◆ **AIM**:
Reproduce the records below in full and exactly, without their images.

◆ **MATERIAL PROVIDED**:

--- BEGIN ---

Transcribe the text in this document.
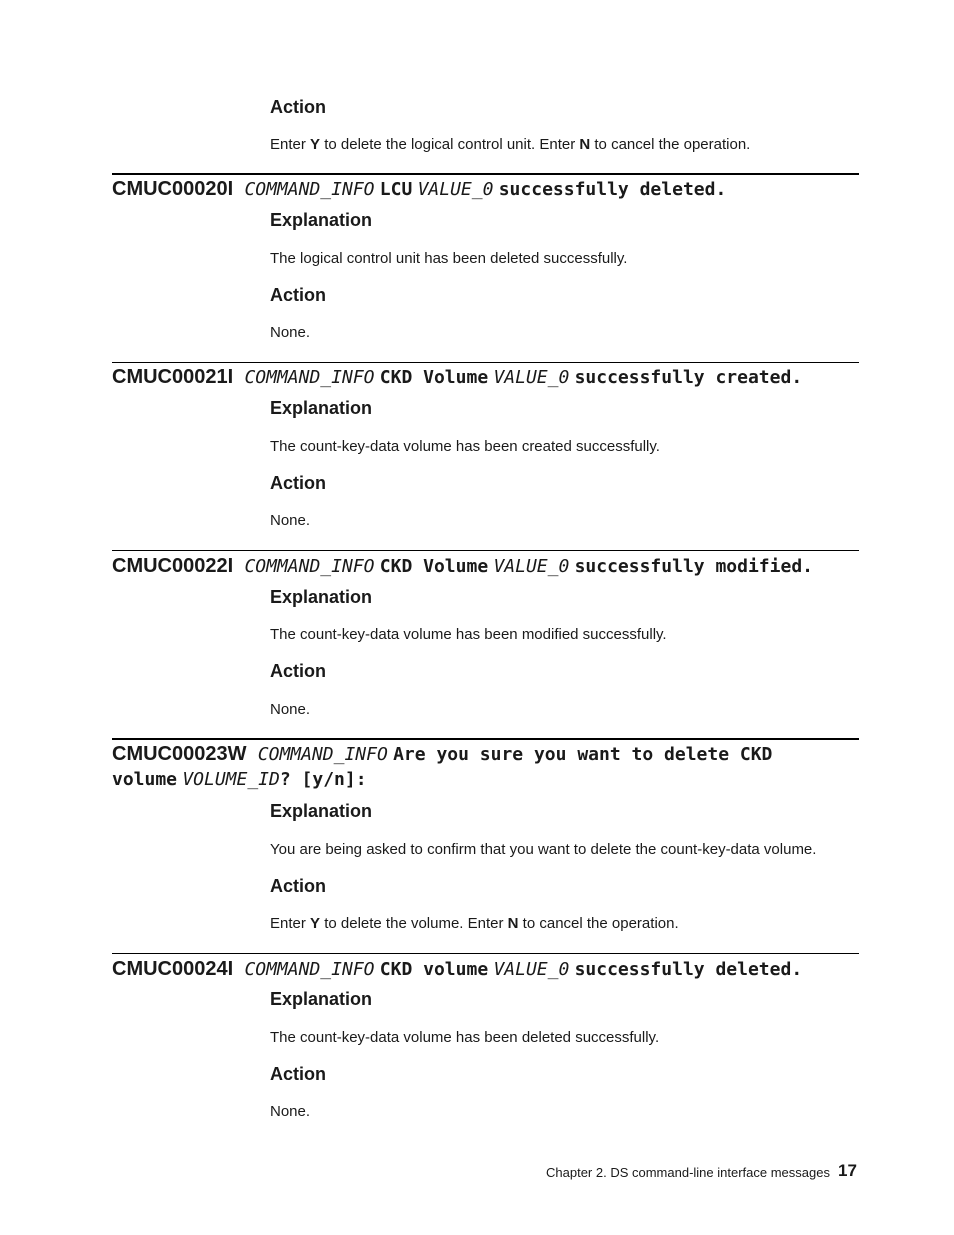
Action
Enter Y to delete the logical control unit. Enter N to cancel the operation.
CMUC00020I COMMAND_INFO LCU VALUE_0 successfully deleted.
Explanation
The logical control unit has been deleted successfully.
Action
None.
CMUC00021I COMMAND_INFO CKD Volume VALUE_0 successfully created.
Explanation
The count-key-data volume has been created successfully.
Action
None.
CMUC00022I COMMAND_INFO CKD Volume VALUE_0 successfully modified.
Explanation
The count-key-data volume has been modified successfully.
Action
None.
CMUC00023W COMMAND_INFO Are you sure you want to delete CKD
volume VOLUME_ID? [y/n]:
Explanation
You are being asked to confirm that you want to delete the count-key-data volume.
Action
Enter Y to delete the volume. Enter N to cancel the operation.
CMUC00024I COMMAND_INFO CKD volume VALUE_0 successfully deleted.
Explanation
The count-key-data volume has been deleted successfully.
Action
None.
Chapter 2. DS command-line interface messages 17
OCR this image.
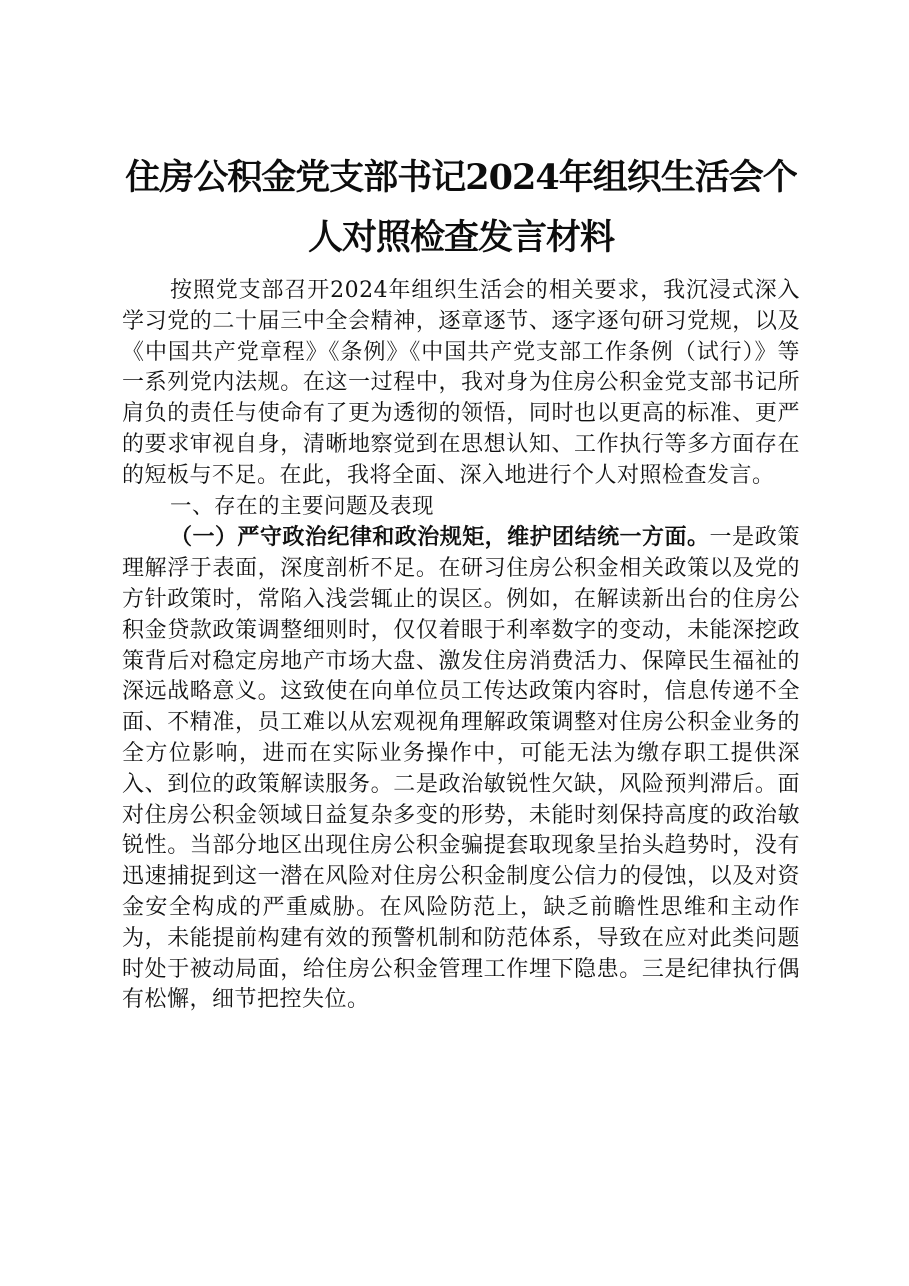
住房公积金党支部书记2024年组织生活会个
人对照检查发言材料

按照党支部召开2024年组织生活会的相关要求，我沉浸式深入学习党的二十届三中全会精神，逐章逐节、逐字逐句研习党规，以及《中国共产党章程》《条例》《中国共产党支部工作条例（试行）》等一系列党内法规。在这一过程中，我对身为住房公积金党支部书记所肩负的责任与使命有了更为透彻的领悟，同时也以更高的标准、更严的要求审视自身，清晰地察觉到在思想认知、工作执行等多方面存在的短板与不足。在此，我将全面、深入地进行个人对照检查发言。

一、存在的主要问题及表现

（一）严守政治纪律和政治规矩，维护团结统一方面。一是政策理解浮于表面，深度剖析不足。在研习住房公积金相关政策以及党的方针政策时，常陷入浅尝辄止的误区。例如，在解读新出台的住房公积金贷款政策调整细则时，仅仅着眼于利率数字的变动，未能深挖政策背后对稳定房地产市场大盘、激发住房消费活力、保障民生福祉的深远战略意义。这致使在向单位员工传达政策内容时，信息传递不全面、不精准，员工难以从宏观视角理解政策调整对住房公积金业务的全方位影响，进而在实际业务操作中，可能无法为缴存职工提供深入、到位的政策解读服务。二是政治敏锐性欠缺，风险预判滞后。面对住房公积金领域日益复杂多变的形势，未能时刻保持高度的政治敏锐性。当部分地区出现住房公积金骗提套取现象呈抬头趋势时，没有迅速捕捉到这一潜在风险对住房公积金制度公信力的侵蚀，以及对资金安全构成的严重威胁。在风险防范上，缺乏前瞻性思维和主动作为，未能提前构建有效的预警机制和防范体系，导致在应对此类问题时处于被动局面，给住房公积金管理工作埋下隐患。三是纪律执行偶有松懈，细节把控失位。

--- END ---

◆ **RESULT FOR THIS TASK**:
Transcribe the text in this document.
Action
Enter Y to delete the logical control unit. Enter N to cancel the operation.
CMUC00020I COMMAND_INFO LCU VALUE_0 successfully deleted.
Explanation
The logical control unit has been deleted successfully.
Action
None.
CMUC00021I COMMAND_INFO CKD Volume VALUE_0 successfully created.
Explanation
The count-key-data volume has been created successfully.
Action
None.
CMUC00022I COMMAND_INFO CKD Volume VALUE_0 successfully modified.
Explanation
The count-key-data volume has been modified successfully.
Action
None.
CMUC00023W COMMAND_INFO Are you sure you want to delete CKD
volume VOLUME_ID? [y/n]:
Explanation
You are being asked to confirm that you want to delete the count-key-data volume.
Action
Enter Y to delete the volume. Enter N to cancel the operation.
CMUC00024I COMMAND_INFO CKD volume VALUE_0 successfully deleted.
Explanation
The count-key-data volume has been deleted successfully.
Action
None.
Chapter 2. DS command-line interface messages 17
OCR this image.
住房公积金党支部书记2024年组织生活会个
人对照检查发言材料

按照党支部召开2024年组织生活会的相关要求，我沉浸式深入学习党的二十届三中全会精神，逐章逐节、逐字逐句研习党规，以及《中国共产党章程》《条例》《中国共产党支部工作条例（试行）》等一系列党内法规。在这一过程中，我对身为住房公积金党支部书记所肩负的责任与使命有了更为透彻的领悟，同时也以更高的标准、更严的要求审视自身，清晰地察觉到在思想认知、工作执行等多方面存在的短板与不足。在此，我将全面、深入地进行个人对照检查发言。

一、存在的主要问题及表现

（一）严守政治纪律和政治规矩，维护团结统一方面。一是政策理解浮于表面，深度剖析不足。在研习住房公积金相关政策以及党的方针政策时，常陷入浅尝辄止的误区。例如，在解读新出台的住房公积金贷款政策调整细则时，仅仅着眼于利率数字的变动，未能深挖政策背后对稳定房地产市场大盘、激发住房消费活力、保障民生福祉的深远战略意义。这致使在向单位员工传达政策内容时，信息传递不全面、不精准，员工难以从宏观视角理解政策调整对住房公积金业务的全方位影响，进而在实际业务操作中，可能无法为缴存职工提供深入、到位的政策解读服务。二是政治敏锐性欠缺，风险预判滞后。面对住房公积金领域日益复杂多变的形势，未能时刻保持高度的政治敏锐性。当部分地区出现住房公积金骗提套取现象呈抬头趋势时，没有迅速捕捉到这一潜在风险对住房公积金制度公信力的侵蚀，以及对资金安全构成的严重威胁。在风险防范上，缺乏前瞻性思维和主动作为，未能提前构建有效的预警机制和防范体系，导致在应对此类问题时处于被动局面，给住房公积金管理工作埋下隐患。三是纪律执行偶有松懈，细节把控失位。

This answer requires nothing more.